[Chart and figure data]
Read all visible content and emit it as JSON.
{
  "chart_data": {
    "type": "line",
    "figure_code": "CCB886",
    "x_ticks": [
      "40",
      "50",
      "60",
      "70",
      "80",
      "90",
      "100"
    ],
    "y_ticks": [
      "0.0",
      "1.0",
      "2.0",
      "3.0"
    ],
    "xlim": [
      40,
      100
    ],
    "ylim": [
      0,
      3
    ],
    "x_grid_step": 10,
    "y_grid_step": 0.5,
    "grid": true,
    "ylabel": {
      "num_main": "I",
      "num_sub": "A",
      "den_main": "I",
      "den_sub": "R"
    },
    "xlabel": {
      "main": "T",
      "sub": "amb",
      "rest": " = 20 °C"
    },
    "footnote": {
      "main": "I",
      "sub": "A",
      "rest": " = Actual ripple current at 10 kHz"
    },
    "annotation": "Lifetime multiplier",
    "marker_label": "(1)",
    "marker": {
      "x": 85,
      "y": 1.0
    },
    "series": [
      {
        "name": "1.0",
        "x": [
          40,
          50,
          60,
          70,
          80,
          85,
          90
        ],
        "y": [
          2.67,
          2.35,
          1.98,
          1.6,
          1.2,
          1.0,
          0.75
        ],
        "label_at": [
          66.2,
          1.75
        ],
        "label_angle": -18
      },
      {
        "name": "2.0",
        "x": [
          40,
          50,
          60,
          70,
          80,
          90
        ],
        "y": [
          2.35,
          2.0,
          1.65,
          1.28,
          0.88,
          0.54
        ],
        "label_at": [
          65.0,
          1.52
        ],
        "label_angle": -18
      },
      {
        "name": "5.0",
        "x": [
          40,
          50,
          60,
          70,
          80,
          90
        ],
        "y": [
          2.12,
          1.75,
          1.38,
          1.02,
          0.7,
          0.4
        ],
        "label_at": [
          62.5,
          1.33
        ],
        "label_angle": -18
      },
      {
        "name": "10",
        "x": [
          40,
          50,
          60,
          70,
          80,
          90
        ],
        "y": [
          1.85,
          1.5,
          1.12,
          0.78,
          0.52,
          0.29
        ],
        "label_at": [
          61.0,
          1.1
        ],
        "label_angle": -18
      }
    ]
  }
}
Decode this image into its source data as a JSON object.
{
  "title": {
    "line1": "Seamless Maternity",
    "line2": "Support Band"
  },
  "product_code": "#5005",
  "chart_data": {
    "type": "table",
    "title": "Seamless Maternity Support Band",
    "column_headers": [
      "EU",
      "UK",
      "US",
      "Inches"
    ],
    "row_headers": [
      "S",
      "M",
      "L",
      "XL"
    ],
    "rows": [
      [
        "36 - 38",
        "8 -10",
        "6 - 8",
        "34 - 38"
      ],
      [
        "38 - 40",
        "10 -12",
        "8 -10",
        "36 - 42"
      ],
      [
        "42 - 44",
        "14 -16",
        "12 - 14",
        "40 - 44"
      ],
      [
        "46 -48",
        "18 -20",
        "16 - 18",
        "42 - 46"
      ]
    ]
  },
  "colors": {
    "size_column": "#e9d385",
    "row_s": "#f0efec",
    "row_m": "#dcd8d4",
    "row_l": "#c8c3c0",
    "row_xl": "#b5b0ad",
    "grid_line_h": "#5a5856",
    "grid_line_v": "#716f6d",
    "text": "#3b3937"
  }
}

▶ Exercise objective
Restate the data above exactly, keeping each word as it stands.

▶ The completed task
Read all visible content and emit it as JSON.
{
  "chart_data": {
    "type": "line",
    "figure_code": "CCB886",
    "x_ticks": [
      "40",
      "50",
      "60",
      "70",
      "80",
      "90",
      "100"
    ],
    "y_ticks": [
      "0.0",
      "1.0",
      "2.0",
      "3.0"
    ],
    "xlim": [
      40,
      100
    ],
    "ylim": [
      0,
      3
    ],
    "x_grid_step": 10,
    "y_grid_step": 0.5,
    "grid": true,
    "ylabel": {
      "num_main": "I",
      "num_sub": "A",
      "den_main": "I",
      "den_sub": "R"
    },
    "xlabel": {
      "main": "T",
      "sub": "amb",
      "rest": " = 20 °C"
    },
    "footnote": {
      "main": "I",
      "sub": "A",
      "rest": " = Actual ripple current at 10 kHz"
    },
    "annotation": "Lifetime multiplier",
    "marker_label": "(1)",
    "marker": {
      "x": 85,
      "y": 1.0
    },
    "series": [
      {
        "name": "1.0",
        "x": [
          40,
          50,
          60,
          70,
          80,
          85,
          90
        ],
        "y": [
          2.67,
          2.35,
          1.98,
          1.6,
          1.2,
          1.0,
          0.75
        ],
        "label_at": [
          66.2,
          1.75
        ],
        "label_angle": -18
      },
      {
        "name": "2.0",
        "x": [
          40,
          50,
          60,
          70,
          80,
          90
        ],
        "y": [
          2.35,
          2.0,
          1.65,
          1.28,
          0.88,
          0.54
        ],
        "label_at": [
          65.0,
          1.52
        ],
        "label_angle": -18
      },
      {
        "name": "5.0",
        "x": [
          40,
          50,
          60,
          70,
          80,
          90
        ],
        "y": [
          2.12,
          1.75,
          1.38,
          1.02,
          0.7,
          0.4
        ],
        "label_at": [
          62.5,
          1.33
        ],
        "label_angle": -18
      },
      {
        "name": "10",
        "x": [
          40,
          50,
          60,
          70,
          80,
          90
        ],
        "y": [
          1.85,
          1.5,
          1.12,
          0.78,
          0.52,
          0.29
        ],
        "label_at": [
          61.0,
          1.1
        ],
        "label_angle": -18
      }
    ]
  }
}
Decode this image into its source data as a JSON object.
{
  "title": {
    "line1": "Seamless Maternity",
    "line2": "Support Band"
  },
  "product_code": "#5005",
  "chart_data": {
    "type": "table",
    "title": "Seamless Maternity Support Band",
    "column_headers": [
      "EU",
      "UK",
      "US",
      "Inches"
    ],
    "row_headers": [
      "S",
      "M",
      "L",
      "XL"
    ],
    "rows": [
      [
        "36 - 38",
        "8 -10",
        "6 - 8",
        "34 - 38"
      ],
      [
        "38 - 40",
        "10 -12",
        "8 -10",
        "36 - 42"
      ],
      [
        "42 - 44",
        "14 -16",
        "12 - 14",
        "40 - 44"
      ],
      [
        "46 -48",
        "18 -20",
        "16 - 18",
        "42 - 46"
      ]
    ]
  },
  "colors": {
    "size_column": "#e9d385",
    "row_s": "#f0efec",
    "row_m": "#dcd8d4",
    "row_l": "#c8c3c0",
    "row_xl": "#b5b0ad",
    "grid_line_h": "#5a5856",
    "grid_line_v": "#716f6d",
    "text": "#3b3937"
  }
}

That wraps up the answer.